■ Things to do
A. From the page on German exit tax, transcribe the text from "Germany's CFC rules" up to and including "for most structures.".
B. According to the page on German exit tax, what four things do German founders increasingly choose Cyprus for?
C. Answer from the page on German exit tax:
(i) Germany triggers a deemed disposal on shareholdings above what percentage?
(ii) How much does German trade tax add on top of corporate income tax?
(iii) What is the highest rate of Germany's inheritance and gift tax?

* Start Passage provided *

Avoid German exit tax with proper advance planning
If you're a German entrepreneur weighing up §6 AStG exit tax and Germany's ever-tightening CFC rules, Cyprus offers a legal, EU-approved route out.German founders increasingly choose Cyprus for its 15% CIT, 0% CGT on shares, non-dom status, and EU treaty network — without the structural complexity of offshore.
— Your Situation
When a German tax resident moves abroad, Germany triggers a deemed disposal on shareholdings exceeding 1% (Wegzugsteuer). The gain is calculated on departure and can be deferred if you move within the EU/EEA — meaning Cyprus as an EU member qualifies for instalment treatment.
Germany's CFC rules (Außensteuergesetz) can attribute income of a foreign company back to German shareholders if the company is in a low-tax jurisdiction and the shareholder holds more than 50%. Careful substance requirements in Cyprus can break CFC exposure.
German trade tax adds 14–17% on top of corporate income tax, bringing the effective rate to ~30%. Cyprus has no trade tax equivalent. The 15% flat CIT rate is final for most structures.
While the Soli has been largely phased out for most taxpayers, high earners still face it. More pressing is Germany's inheritance and gift tax with rates up to 50%. Cyprus has zero inheritance tax and zero wealth tax.
— What Cyprus Offers You
— Relocation Timeline
Model §6 AStG deemed disposal, confirm EU deferral eligibility, file German notification.

* End Passage provided *
* Start Provided data *

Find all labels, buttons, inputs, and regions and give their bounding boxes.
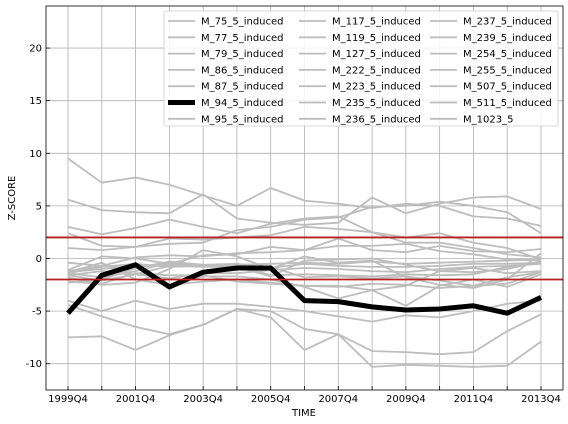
series-line-M_254_5_induced [67, 237, 542, 271]
legend-label: M_237_5_induced [463, 17, 552, 28]
series-lines [66, 157, 543, 368]
x-axis-ticks: 1999Q4 2001Q4 2003Q4 2005Q4 2007Q4 2009Q4 2011… [48, 386, 561, 405]
y-tick-label: 20 [29, 44, 42, 55]
series-line-M_94_5_induced [66, 262, 543, 316]
legend-label: M_86_5_induced [201, 65, 284, 76]
series-line-M_507_5_induced [67, 262, 542, 282]
legend-label: M_79_5_induced [201, 49, 284, 60]
x-tick-label: 2013Q4 [521, 394, 561, 405]
legend-label: M_117_5_induced [332, 17, 421, 28]
legend-label: M_119_5_induced [332, 33, 421, 44]
series-line-M_117_5_induced [67, 257, 542, 279]
series-line-M_75_5_induced [67, 157, 542, 227]
series-line-M_255_5_induced [67, 261, 542, 307]
legend-label: M_236_5_induced [332, 114, 421, 125]
x-tick-label: 2007Q4 [318, 394, 358, 405]
y-axis-label: Z-SCORE [7, 176, 18, 221]
x-tick-label: 2001Q4 [116, 394, 156, 405]
legend-label: M_127_5_induced [332, 49, 421, 60]
legend-label: M_75_5_induced [201, 17, 284, 28]
series-line-M_511_5_induced [67, 260, 542, 284]
series-line-M_87_5_induced [67, 225, 542, 259]
legend-label: M_511_5_induced [463, 98, 552, 109]
y-tick-label: 5 [36, 201, 42, 212]
legend-label: M_1023_5 [463, 114, 513, 125]
legend-label: M_223_5_induced [332, 82, 421, 93]
legend-box [163, 10, 559, 127]
x-tick-label: 1999Q4 [48, 394, 88, 405]
legend-label: M_235_5_induced [332, 98, 421, 109]
series-line-M_1023_5 [67, 258, 542, 275]
legend-label: M_94_5_induced [201, 98, 284, 109]
legend-label: M_222_5_induced [332, 65, 421, 76]
y-tick-label: -10 [26, 359, 42, 370]
y-axis-ticks: -10 -5 0 5 10 15 20 [26, 44, 50, 370]
legend-label: M_77_5_induced [201, 33, 284, 44]
y-tick-label: -5 [32, 307, 42, 318]
y-tick-label: 0 [36, 254, 42, 265]
legend-label: M_95_5_induced [201, 114, 284, 125]
y-tick-label: 10 [29, 149, 42, 160]
threshold-lines [46, 236, 563, 281]
legend-label: M_239_5_induced [463, 33, 552, 44]
series-line-M_86_5_induced [67, 200, 542, 248]
legend-label: M_255_5_induced [463, 65, 552, 76]
legend-label: M_87_5_induced [201, 82, 284, 93]
x-axis-label: TIME [291, 408, 316, 419]
x-tick-label: 2005Q4 [251, 394, 291, 405]
x-tick-label: 2009Q4 [386, 394, 426, 405]
series-line-M_77_5_induced [67, 193, 542, 226]
x-tick-label: 2003Q4 [183, 394, 223, 405]
series-line-M_236_5_induced [67, 299, 542, 323]
series-line-M_237_5_induced [67, 303, 542, 356]
y-tick-label: 15 [29, 96, 42, 107]
series-line-M_79_5_induced [67, 215, 542, 261]
x-tick-label: 2011Q4 [454, 394, 494, 405]
legend-label: M_507_5_induced [463, 82, 552, 93]
legend-label: M_254_5_induced [463, 49, 552, 60]
series-line-M_239_5_induced [67, 308, 542, 368]
legend: M_75_5_induced M_77_5_induced M_79_5_induc… [163, 10, 559, 127]
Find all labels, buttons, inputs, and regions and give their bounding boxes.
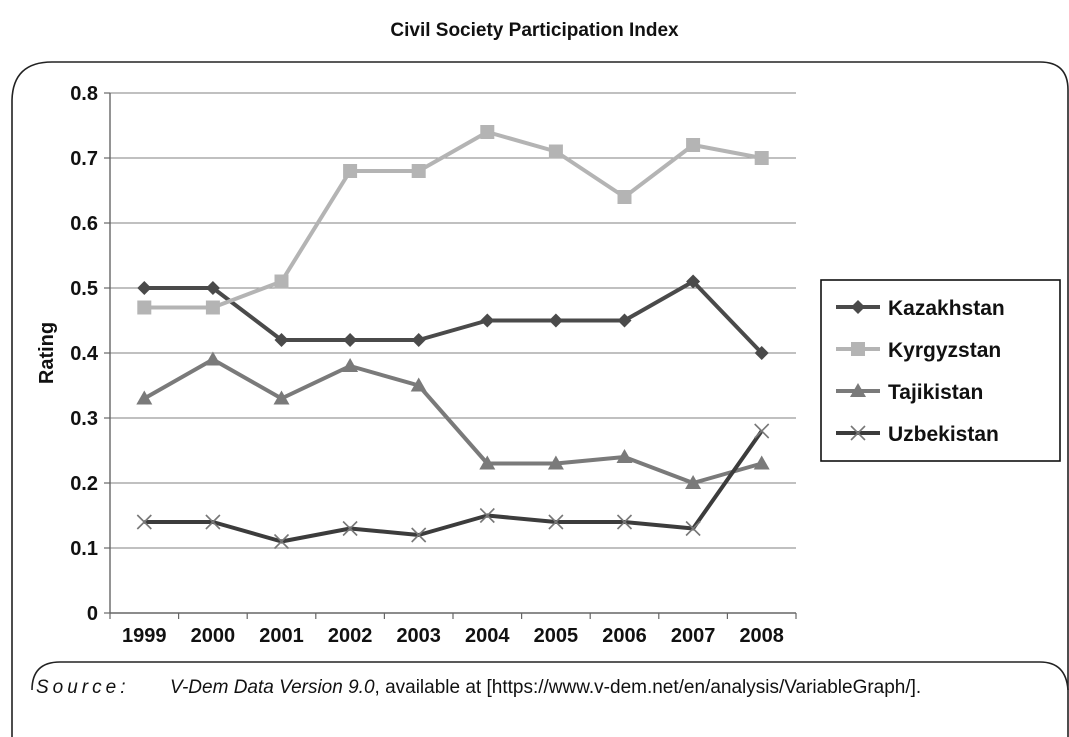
data-point-uzbekistan	[342, 520, 358, 537]
y-tick-label: 0.5	[70, 278, 98, 300]
data-point-tajikistan	[616, 449, 633, 463]
data-point-tajikistan	[479, 455, 496, 470]
series-line-kazakhstan	[144, 279, 764, 355]
marker-stroke	[273, 533, 290, 550]
data-point-tajikistan	[685, 475, 702, 489]
legend-label: Uzbekistan	[888, 423, 999, 446]
marker-stroke	[479, 507, 495, 524]
data-point-kazakhstan	[686, 274, 701, 289]
y-axis-label: Rating	[36, 322, 58, 384]
data-point-uzbekistan	[411, 527, 427, 543]
x-tick-label: 2006	[602, 625, 647, 647]
x-tick-label: 2004	[465, 625, 510, 647]
data-point-uzbekistan	[205, 514, 221, 530]
data-point-uzbekistan	[754, 423, 770, 439]
data-point-kazakhstan	[617, 313, 632, 328]
marker-stroke	[342, 520, 358, 537]
data-point-kyrgyzstan	[480, 125, 495, 139]
data-point-tajikistan	[273, 390, 290, 405]
data-point-kyrgyzstan	[754, 151, 769, 165]
legend-label: Tajikistan	[888, 381, 983, 404]
marker-stroke	[205, 514, 221, 530]
legend-label: Kazakhstan	[888, 297, 1005, 320]
source-note: Source: V-Dem Data Version 9.0, availabl…	[36, 676, 921, 700]
marker-stroke	[616, 514, 633, 530]
x-tick-label: 2000	[191, 625, 236, 647]
legend-swatch-marker	[851, 342, 865, 356]
data-point-tajikistan	[136, 390, 153, 405]
data-point-kyrgyzstan	[343, 164, 358, 178]
data-point-uzbekistan	[273, 533, 290, 550]
data-point-kyrgyzstan	[205, 300, 220, 315]
x-tick-label: 2002	[328, 625, 373, 647]
data-point-kyrgyzstan	[617, 190, 632, 204]
data-point-kyrgyzstan	[274, 274, 289, 289]
marker-stroke	[754, 423, 770, 439]
marker-stroke	[850, 425, 866, 441]
legend-swatch-marker	[850, 425, 866, 441]
source-frame	[31, 661, 1069, 691]
y-tick-label: 0.1	[70, 538, 98, 560]
y-tick-label: 0.8	[70, 83, 98, 105]
data-point-kazakhstan	[548, 313, 563, 328]
source-text: , available at [https://www.v-dem.net/en…	[374, 677, 922, 698]
data-point-uzbekistan	[685, 520, 701, 537]
data-point-kazakhstan	[274, 333, 289, 347]
y-tick-label: 0.2	[70, 473, 98, 495]
series-line-kyrgyzstan	[144, 130, 763, 310]
y-tick-label: 0	[87, 603, 98, 625]
data-point-uzbekistan	[548, 514, 564, 530]
x-tick-label: 2001	[259, 625, 304, 647]
data-point-tajikistan	[410, 377, 427, 392]
data-point-kazakhstan	[343, 333, 358, 347]
x-tick-label: 2007	[671, 625, 716, 647]
marker-stroke	[685, 520, 701, 537]
data-point-uzbekistan	[616, 514, 633, 530]
data-point-kyrgyzstan	[548, 144, 563, 159]
legend-label: Kyrgyzstan	[888, 339, 1001, 362]
x-tick-label: 2003	[396, 625, 441, 647]
x-tick-label: 2008	[739, 625, 784, 647]
data-point-uzbekistan	[479, 507, 495, 524]
marker-stroke	[548, 514, 564, 530]
data-point-kyrgyzstan	[137, 300, 152, 315]
data-point-kazakhstan	[480, 313, 495, 328]
series-line-tajikistan	[143, 357, 763, 485]
data-point-tajikistan	[753, 455, 770, 470]
x-tick-label: 2005	[534, 625, 579, 647]
y-tick-label: 0.7	[70, 148, 98, 170]
data-point-kyrgyzstan	[411, 164, 426, 178]
data-point-kyrgyzstan	[686, 138, 701, 152]
data-point-uzbekistan	[136, 514, 152, 530]
data-point-kazakhstan	[205, 281, 220, 295]
chart-title: Civil Society Participation Index	[390, 20, 679, 41]
legend-swatch-marker	[850, 383, 866, 397]
y-tick-label: 0.4	[70, 343, 99, 365]
marker-stroke	[136, 514, 152, 530]
figure-frame	[11, 61, 1069, 737]
marker-stroke	[411, 527, 427, 543]
data-point-kazakhstan	[411, 333, 426, 347]
x-tick-label: 1999	[122, 625, 167, 647]
data-point-tajikistan	[342, 358, 359, 372]
y-tick-label: 0.6	[70, 213, 98, 235]
data-point-kazakhstan	[137, 281, 152, 295]
source-dataset: V-Dem Data Version 9.0	[170, 677, 375, 698]
y-tick-label: 0.3	[70, 408, 98, 430]
data-point-tajikistan	[204, 351, 221, 366]
data-point-kazakhstan	[754, 346, 769, 360]
series-line-uzbekistan	[144, 429, 764, 544]
source-label: Source:	[36, 677, 130, 698]
data-point-tajikistan	[547, 455, 564, 470]
legend-swatch-marker	[851, 300, 865, 314]
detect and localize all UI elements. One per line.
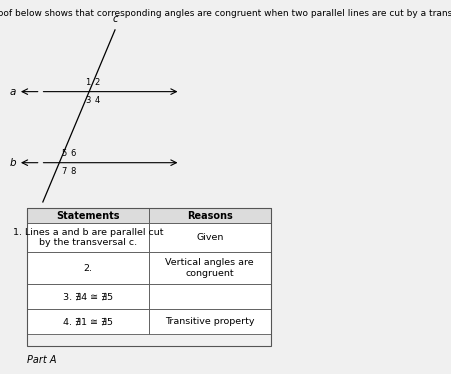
Bar: [149, 309, 271, 334]
Text: b: b: [9, 158, 16, 168]
Text: Statements: Statements: [56, 211, 120, 221]
Text: c: c: [113, 14, 118, 24]
Text: Transitive property: Transitive property: [165, 317, 254, 326]
Text: The proof below shows that corresponding angles are congruent when two parallel : The proof below shows that corresponding…: [0, 9, 451, 18]
Bar: [149, 208, 271, 224]
Text: 3. ∄4 ≅ ∄5: 3. ∄4 ≅ ∄5: [63, 292, 113, 301]
Bar: [27, 224, 149, 252]
Text: 7: 7: [61, 167, 66, 176]
Text: 2: 2: [95, 78, 100, 87]
Text: 4: 4: [95, 96, 100, 105]
Text: Given: Given: [196, 233, 223, 242]
Text: 8: 8: [71, 167, 76, 176]
Text: Vertical angles are
congruent: Vertical angles are congruent: [166, 258, 254, 278]
Bar: [27, 208, 149, 224]
Bar: [27, 284, 149, 309]
Text: 5: 5: [61, 149, 66, 158]
Bar: [27, 208, 271, 346]
Text: 1. Lines a and b are parallel cut
by the transversal c.: 1. Lines a and b are parallel cut by the…: [13, 228, 163, 247]
Text: Part A: Part A: [27, 355, 56, 365]
Bar: [27, 309, 149, 334]
Text: 2.: 2.: [83, 264, 92, 273]
Text: a: a: [9, 87, 16, 96]
Text: Reasons: Reasons: [187, 211, 233, 221]
Text: 1: 1: [85, 78, 90, 87]
Text: 3: 3: [85, 96, 90, 105]
Bar: [149, 284, 271, 309]
Bar: [27, 252, 149, 284]
Text: 6: 6: [71, 149, 76, 158]
Bar: [149, 224, 271, 252]
Bar: [149, 252, 271, 284]
Text: 4. ∄1 ≅ ∄5: 4. ∄1 ≅ ∄5: [63, 317, 113, 326]
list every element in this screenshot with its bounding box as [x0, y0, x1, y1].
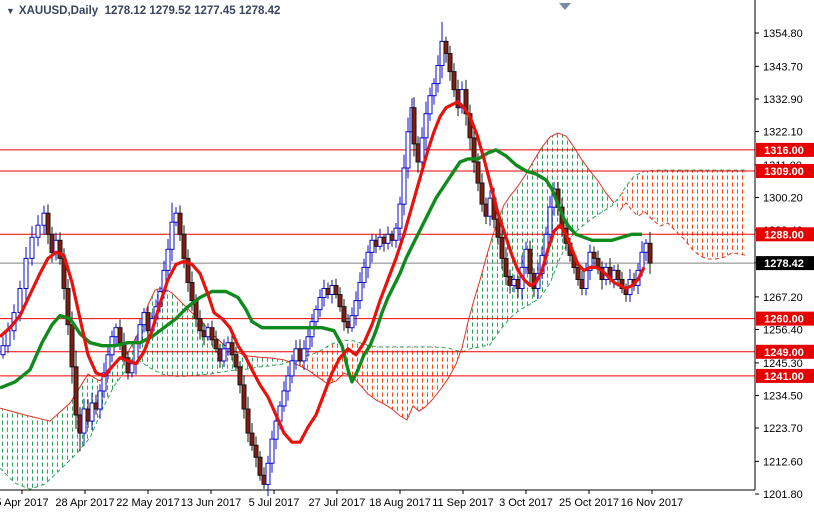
- price-level-label: 1316.00: [764, 145, 804, 157]
- price-level-label: 1309.00: [764, 166, 804, 178]
- date-tick-label: 18 Aug 2017: [369, 497, 431, 509]
- candles: [0, 21, 653, 497]
- chart-symbol-period: XAUUSD,Daily: [18, 5, 99, 17]
- price-level-label: 1278.42: [764, 258, 804, 270]
- chart-dropdown-icon[interactable]: ▼: [6, 6, 15, 16]
- price-tick-label: 1201.80: [763, 489, 803, 501]
- date-tick-label: 27 Jul 2017: [309, 497, 366, 509]
- price-tick-label: 1332.90: [763, 94, 803, 106]
- price-level-label: 1288.00: [764, 229, 804, 241]
- price-level-label: 1241.00: [764, 371, 804, 383]
- price-tick-label: 1322.10: [763, 127, 803, 139]
- level-price-labels: 1316.00 1309.00 1288.00 1260.00 1249.00 1241.…: [756, 142, 814, 383]
- price-tick-label: 1354.80: [763, 28, 803, 40]
- price-tick-label: 1223.70: [763, 423, 803, 435]
- price-level-label: 1249.00: [764, 347, 804, 359]
- date-tick-label: 3 Oct 2017: [499, 497, 553, 509]
- date-tick-label: 22 May 2017: [116, 497, 180, 509]
- date-tick-label: 25 Oct 2017: [559, 497, 619, 509]
- price-tick-label: 1267.20: [763, 292, 803, 304]
- price-tick-label: 1343.70: [763, 61, 803, 73]
- axes: [0, 0, 756, 491]
- date-tick-label: 11 Sep 2017: [432, 497, 494, 509]
- date-tick-label: 28 Apr 2017: [55, 497, 114, 509]
- chart-shift-marker-icon[interactable]: [559, 3, 571, 10]
- date-tick-label: 13 Jun 2017: [181, 497, 242, 509]
- price-level-label: 1260.00: [764, 314, 804, 326]
- price-tick-label: 1245.30: [763, 358, 803, 370]
- price-tick-label: 1300.20: [763, 193, 803, 205]
- date-tick-label: 16 Nov 2017: [621, 497, 683, 509]
- price-tick-label: 1256.40: [763, 325, 803, 337]
- date-axis-labels: 5 Apr 2017 28 Apr 2017 22 May 2017 13 Jun 2…: [0, 490, 683, 509]
- chart-title: ▼ XAUUSD,Daily 1278.12 1279.52 1277.45 12…: [6, 5, 280, 17]
- chart-ohlc-values: 1278.12 1279.52 1277.45 1278.42: [104, 5, 281, 17]
- ma-slow-line: [0, 148, 642, 390]
- price-tick-label: 1212.60: [763, 456, 803, 468]
- chart-shift-marker: [559, 3, 571, 10]
- price-tick-label: 1234.50: [763, 391, 803, 403]
- date-tick-label: 5 Jul 2017: [249, 497, 300, 509]
- ichimoku-cloud: [0, 133, 745, 490]
- date-tick-label: 5 Apr 2017: [0, 497, 49, 509]
- ma-fast-line: [0, 100, 646, 444]
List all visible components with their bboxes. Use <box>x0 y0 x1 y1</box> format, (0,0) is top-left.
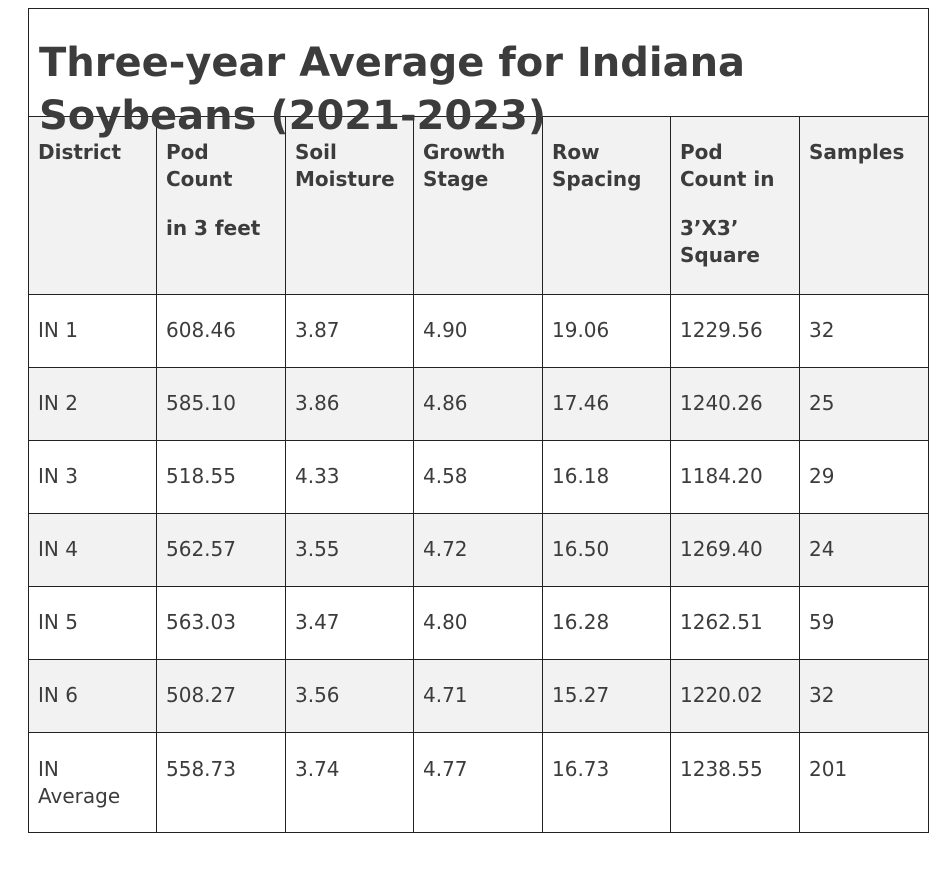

* End Provided data *

■ Full answers
A.
Germany's CFC rules (Außensteuergesetz) can attribute income of a foreign company back to German shareholders if the company is in a low-tax jurisdiction and the shareholder holds more than 50%. Careful substance requirements in Cyprus can break CFC exposure.
German trade tax adds 14–17% on top of corporate income tax, bringing the effective rate to ~30%. Cyprus has no trade tax equivalent. The 15% flat CIT rate is final for most structures.

B.
15% CIT
0% CGT on shares
non-dom status
EU treaty network

C.
(i) 1%
(ii) 14–17%
(iii) Up to 50%